## Requirements:
Swap "list-item" for "list-entry" in the lines of the records that start with the line containing "603, 219, 623]" and run through the end of the records. Reproduce those lines with nothing else changed.

[Visual layout records]
════════

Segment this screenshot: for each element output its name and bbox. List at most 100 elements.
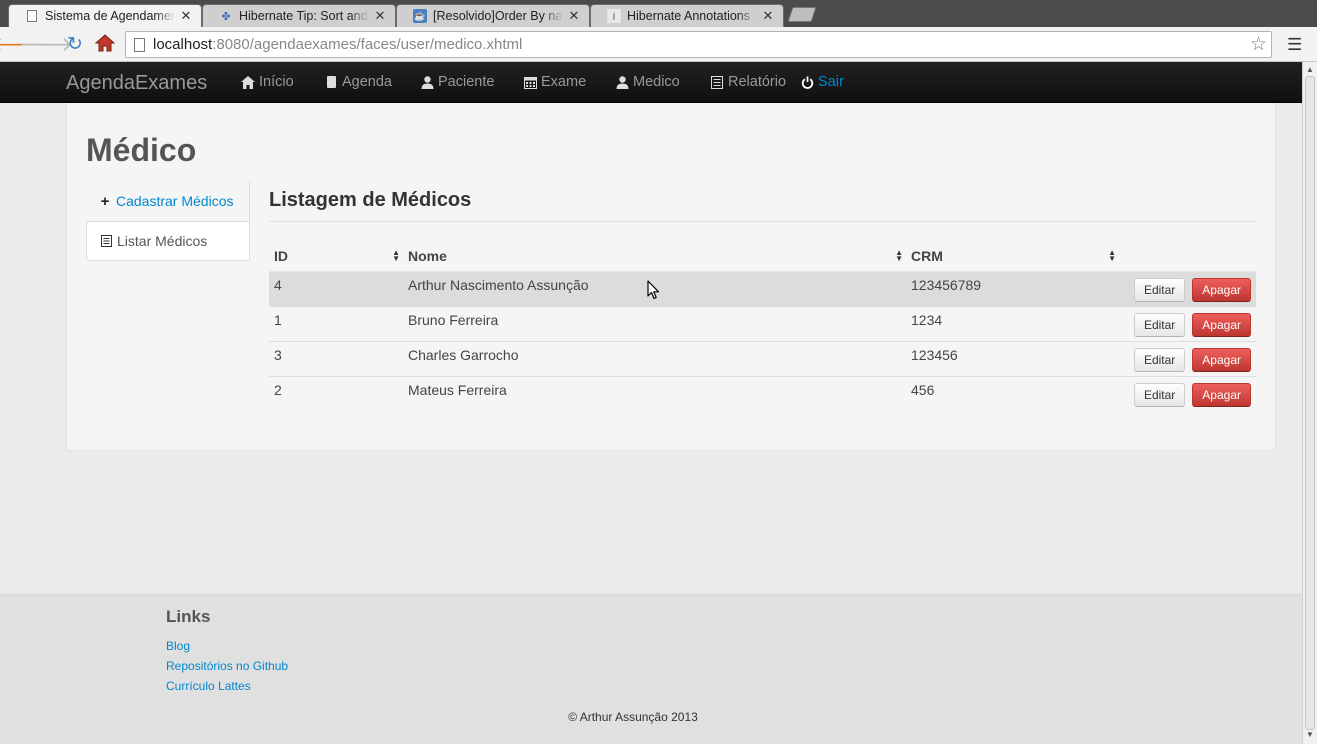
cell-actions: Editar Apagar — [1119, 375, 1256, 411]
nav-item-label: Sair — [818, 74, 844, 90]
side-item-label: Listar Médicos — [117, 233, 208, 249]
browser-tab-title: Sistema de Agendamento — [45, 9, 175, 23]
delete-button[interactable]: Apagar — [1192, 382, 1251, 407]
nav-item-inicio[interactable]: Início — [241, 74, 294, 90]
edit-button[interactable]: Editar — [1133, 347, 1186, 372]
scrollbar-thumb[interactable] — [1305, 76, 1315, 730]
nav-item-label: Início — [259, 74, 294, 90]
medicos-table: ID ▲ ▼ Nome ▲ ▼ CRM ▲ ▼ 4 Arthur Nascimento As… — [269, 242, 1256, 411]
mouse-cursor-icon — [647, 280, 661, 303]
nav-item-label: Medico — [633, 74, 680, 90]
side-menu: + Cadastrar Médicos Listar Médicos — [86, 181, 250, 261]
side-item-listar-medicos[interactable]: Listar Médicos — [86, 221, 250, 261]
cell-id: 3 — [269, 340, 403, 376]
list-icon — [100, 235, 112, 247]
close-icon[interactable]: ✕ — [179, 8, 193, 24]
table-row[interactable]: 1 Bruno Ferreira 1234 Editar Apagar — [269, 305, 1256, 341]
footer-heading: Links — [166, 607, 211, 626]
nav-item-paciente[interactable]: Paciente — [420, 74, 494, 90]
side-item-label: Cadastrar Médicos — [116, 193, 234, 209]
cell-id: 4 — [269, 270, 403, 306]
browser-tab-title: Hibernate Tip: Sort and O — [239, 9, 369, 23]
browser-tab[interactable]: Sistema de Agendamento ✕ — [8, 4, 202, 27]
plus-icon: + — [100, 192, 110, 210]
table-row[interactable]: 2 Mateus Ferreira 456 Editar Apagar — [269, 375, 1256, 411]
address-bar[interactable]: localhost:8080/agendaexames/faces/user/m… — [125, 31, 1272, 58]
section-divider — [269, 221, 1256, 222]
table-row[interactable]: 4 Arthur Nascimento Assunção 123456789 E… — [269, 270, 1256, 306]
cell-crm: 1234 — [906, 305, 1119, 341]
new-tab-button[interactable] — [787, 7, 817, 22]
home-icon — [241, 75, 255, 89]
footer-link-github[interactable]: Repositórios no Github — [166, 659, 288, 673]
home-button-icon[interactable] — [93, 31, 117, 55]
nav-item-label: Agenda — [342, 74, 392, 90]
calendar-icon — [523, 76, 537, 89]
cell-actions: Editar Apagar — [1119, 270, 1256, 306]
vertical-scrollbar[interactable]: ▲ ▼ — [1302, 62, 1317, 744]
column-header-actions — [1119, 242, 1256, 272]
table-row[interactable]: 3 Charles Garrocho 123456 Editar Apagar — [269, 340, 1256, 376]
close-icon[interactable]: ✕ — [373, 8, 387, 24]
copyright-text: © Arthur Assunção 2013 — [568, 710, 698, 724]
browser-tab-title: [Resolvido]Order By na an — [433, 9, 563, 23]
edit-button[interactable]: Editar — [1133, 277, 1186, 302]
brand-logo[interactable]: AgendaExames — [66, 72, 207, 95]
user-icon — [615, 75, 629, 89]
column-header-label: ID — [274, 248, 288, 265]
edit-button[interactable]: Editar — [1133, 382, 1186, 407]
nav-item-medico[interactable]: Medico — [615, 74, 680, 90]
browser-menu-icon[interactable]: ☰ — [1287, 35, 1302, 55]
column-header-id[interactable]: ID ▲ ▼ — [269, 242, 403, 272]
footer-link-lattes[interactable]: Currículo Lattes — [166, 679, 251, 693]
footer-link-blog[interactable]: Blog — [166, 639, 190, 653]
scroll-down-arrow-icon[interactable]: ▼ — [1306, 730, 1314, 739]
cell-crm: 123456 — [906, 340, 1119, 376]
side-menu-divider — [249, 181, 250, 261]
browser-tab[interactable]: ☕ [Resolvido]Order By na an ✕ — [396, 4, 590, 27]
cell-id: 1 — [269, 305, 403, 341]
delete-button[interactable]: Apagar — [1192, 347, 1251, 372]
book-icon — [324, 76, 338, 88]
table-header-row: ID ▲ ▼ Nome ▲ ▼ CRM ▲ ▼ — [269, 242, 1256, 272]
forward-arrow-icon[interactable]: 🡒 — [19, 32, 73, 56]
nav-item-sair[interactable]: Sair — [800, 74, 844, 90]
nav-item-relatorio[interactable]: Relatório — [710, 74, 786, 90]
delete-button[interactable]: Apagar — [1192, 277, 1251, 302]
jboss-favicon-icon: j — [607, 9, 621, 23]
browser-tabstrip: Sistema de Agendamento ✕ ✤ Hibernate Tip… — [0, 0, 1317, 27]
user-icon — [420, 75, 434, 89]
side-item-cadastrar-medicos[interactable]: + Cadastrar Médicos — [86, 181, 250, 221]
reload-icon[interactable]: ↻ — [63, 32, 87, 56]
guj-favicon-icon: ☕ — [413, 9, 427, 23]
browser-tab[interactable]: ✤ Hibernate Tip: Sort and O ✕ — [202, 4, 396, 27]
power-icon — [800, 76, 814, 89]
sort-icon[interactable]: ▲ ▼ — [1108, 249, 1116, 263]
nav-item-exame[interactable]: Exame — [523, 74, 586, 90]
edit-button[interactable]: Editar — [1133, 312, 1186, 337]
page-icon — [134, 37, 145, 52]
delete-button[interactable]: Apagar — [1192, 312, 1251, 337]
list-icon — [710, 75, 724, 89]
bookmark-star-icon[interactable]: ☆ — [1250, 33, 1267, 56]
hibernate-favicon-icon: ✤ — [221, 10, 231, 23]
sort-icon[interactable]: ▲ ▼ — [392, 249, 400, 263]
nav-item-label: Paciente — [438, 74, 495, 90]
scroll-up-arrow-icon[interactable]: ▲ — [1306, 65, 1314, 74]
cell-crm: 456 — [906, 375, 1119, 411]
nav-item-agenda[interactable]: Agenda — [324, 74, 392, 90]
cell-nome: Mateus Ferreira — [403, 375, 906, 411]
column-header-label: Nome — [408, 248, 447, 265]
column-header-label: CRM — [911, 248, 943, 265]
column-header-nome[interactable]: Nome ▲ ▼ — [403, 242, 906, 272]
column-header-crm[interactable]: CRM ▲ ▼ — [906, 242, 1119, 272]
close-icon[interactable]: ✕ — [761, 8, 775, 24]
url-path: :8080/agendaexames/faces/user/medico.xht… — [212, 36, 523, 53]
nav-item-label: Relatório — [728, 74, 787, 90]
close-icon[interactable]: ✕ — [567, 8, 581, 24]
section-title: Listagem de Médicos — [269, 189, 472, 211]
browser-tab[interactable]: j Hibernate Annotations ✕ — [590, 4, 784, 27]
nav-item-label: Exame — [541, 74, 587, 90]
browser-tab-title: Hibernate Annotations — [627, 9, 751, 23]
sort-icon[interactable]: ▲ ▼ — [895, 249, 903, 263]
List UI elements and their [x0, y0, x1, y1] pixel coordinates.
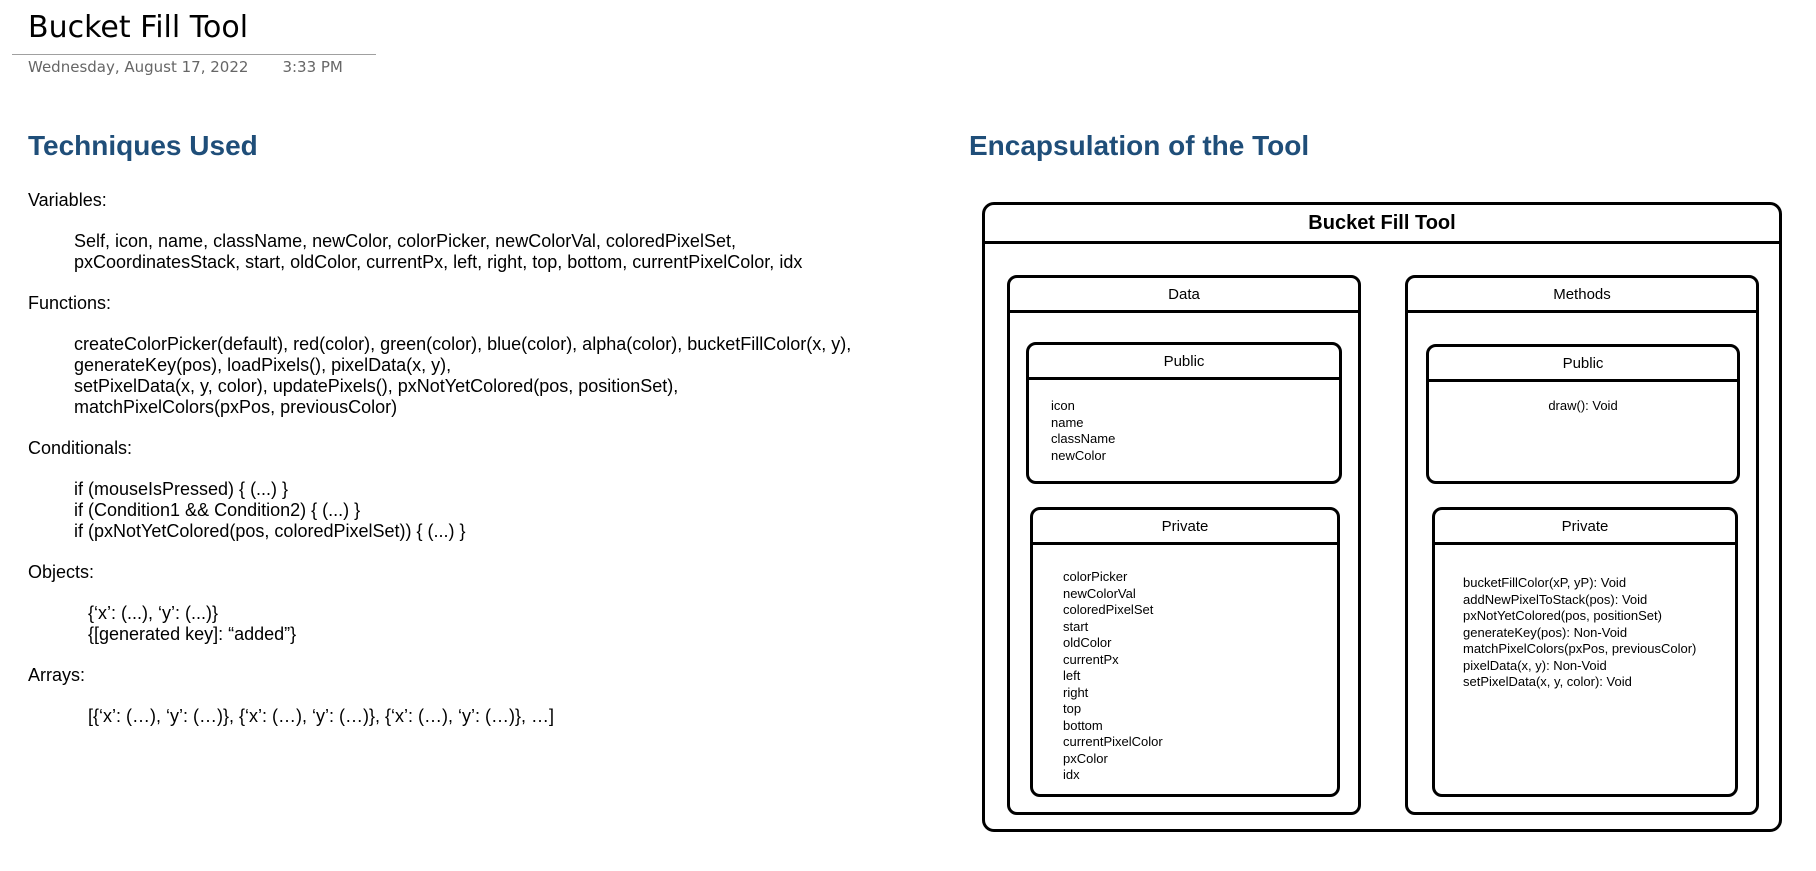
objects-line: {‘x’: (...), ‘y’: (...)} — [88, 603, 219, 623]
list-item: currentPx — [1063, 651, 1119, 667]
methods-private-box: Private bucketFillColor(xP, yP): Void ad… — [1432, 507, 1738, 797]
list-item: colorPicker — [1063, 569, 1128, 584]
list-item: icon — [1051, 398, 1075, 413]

════════

## Full solution:
objects-line: {‘x’: (...), ‘y’: (...)} — [88, 603, 219, 623]
list-entry: currentPx — [1063, 651, 1119, 667]
methods-private-box: Private bucketFillColor(xP, yP): Void ad… — [1432, 507, 1738, 797]
list-entry: colorPicker — [1063, 569, 1128, 584]
list-entry: icon — [1051, 398, 1075, 413]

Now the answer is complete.